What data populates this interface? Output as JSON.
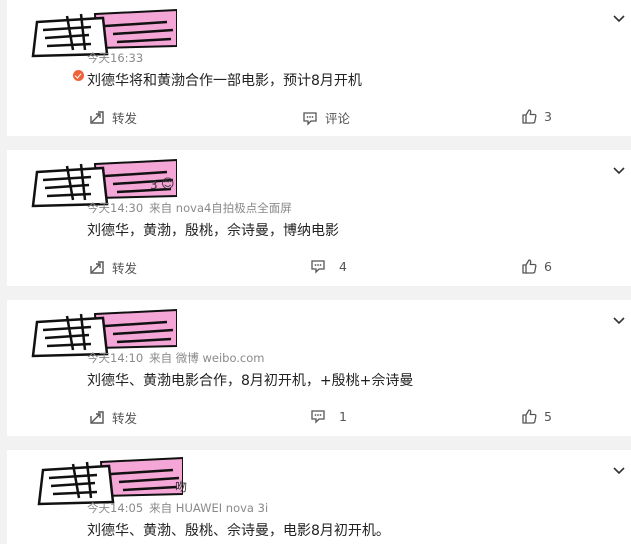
{
  "colors": {
    "background": "#f2f2f2",
    "card": "#ffffff",
    "mask_pink": "#f4a6d7",
    "badge": "#f0623a",
    "meta": "#8a8a8a"
  },
  "icons": {
    "repost": "share-square-icon",
    "comment": "comment-icon",
    "like": "thumb-up-icon",
    "menu": "chevron-down-icon"
  },
  "posts": [
    {
      "name_fragment": "",
      "time": "今天16:33",
      "source": "",
      "content": "刘德华将和黄渤合作一部电影，预计8月开机",
      "repost_label": "转发",
      "comment_label": "评论",
      "like_count": "3"
    },
    {
      "name_fragment": "3",
      "time": "今天14:30",
      "source": "来自 nova4自拍极点全面屏",
      "content": "刘德华，黄渤，殷桃，佘诗曼，博纳电影",
      "repost_label": "转发",
      "comment_count": "4",
      "like_count": "6"
    },
    {
      "name_fragment": "",
      "time": "今天14:10",
      "source": "来自 微博 weibo.com",
      "content": "刘德华、黄渤电影合作，8月初开机，+殷桃+佘诗曼",
      "repost_label": "转发",
      "comment_count": "1",
      "like_count": "5"
    },
    {
      "name_fragment": "吻",
      "time": "今天14:05",
      "source": "来自 HUAWEI nova 3i",
      "content": "刘德华、黄渤、殷桃、佘诗曼，电影8月初开机。",
      "repost_label": "",
      "comment_count": "",
      "like_count": ""
    }
  ]
}
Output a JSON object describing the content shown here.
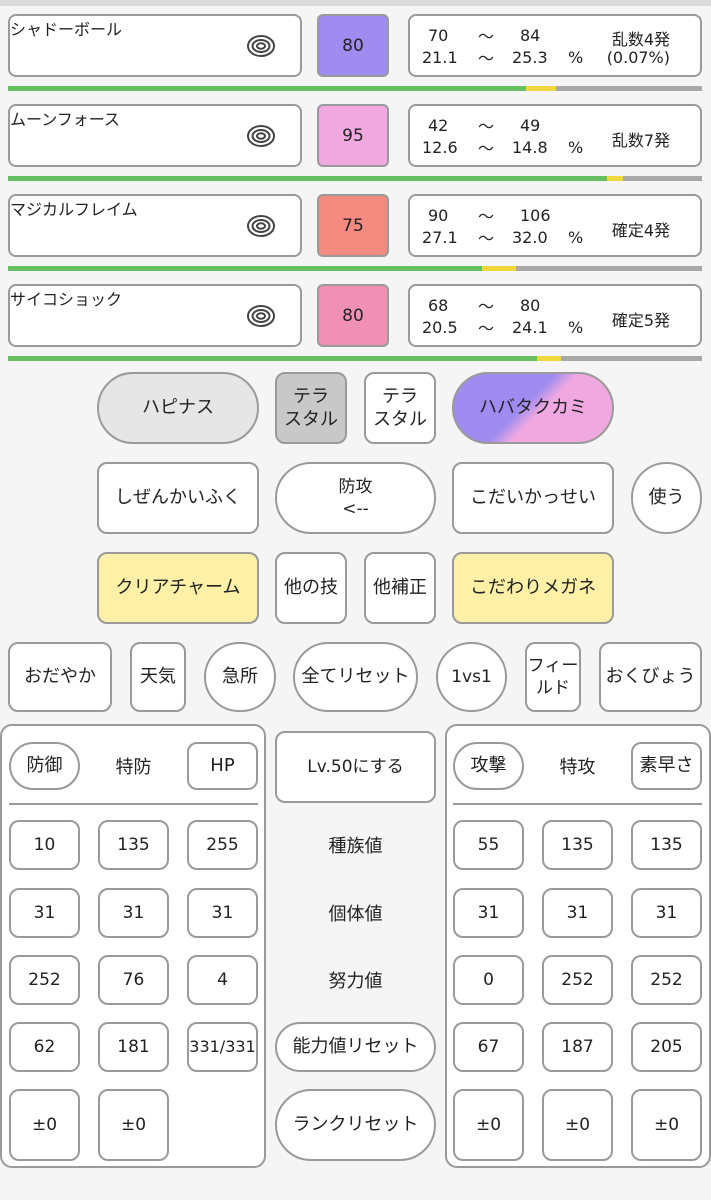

━━━━━━━━━━

• **Given problem**: From start to finish, output the listing exactly, but omit its pictures.

• **Full solution**:
What data populates this interface? Output as JSON.
{
  "colors": {
    "background": "#f2f2f2",
    "card": "#ffffff",
    "mask_pink": "#f4a6d7",
    "badge": "#f0623a",
    "meta": "#8a8a8a"
  },
  "icons": {
    "repost": "share-square-icon",
    "comment": "comment-icon",
    "like": "thumb-up-icon",
    "menu": "chevron-down-icon"
  },
  "posts": [
    {
      "name_fragment": "",
      "time": "今天16:33",
      "source": "",
      "content": "刘德华将和黄渤合作一部电影，预计8月开机",
      "repost_label": "转发",
      "comment_label": "评论",
      "like_count": "3"
    },
    {
      "name_fragment": "3",
      "time": "今天14:30",
      "source": "来自 nova4自拍极点全面屏",
      "content": "刘德华，黄渤，殷桃，佘诗曼，博纳电影",
      "repost_label": "转发",
      "comment_count": "4",
      "like_count": "6"
    },
    {
      "name_fragment": "",
      "time": "今天14:10",
      "source": "来自 微博 weibo.com",
      "content": "刘德华、黄渤电影合作，8月初开机，+殷桃+佘诗曼",
      "repost_label": "转发",
      "comment_count": "1",
      "like_count": "5"
    },
    {
      "name_fragment": "吻",
      "time": "今天14:05",
      "source": "来自 HUAWEI nova 3i",
      "content": "刘德华、黄渤、殷桃、佘诗曼，电影8月初开机。",
      "repost_label": "",
      "comment_count": "",
      "like_count": ""
    }
  ]
}
Output a JSON object describing the content shown here.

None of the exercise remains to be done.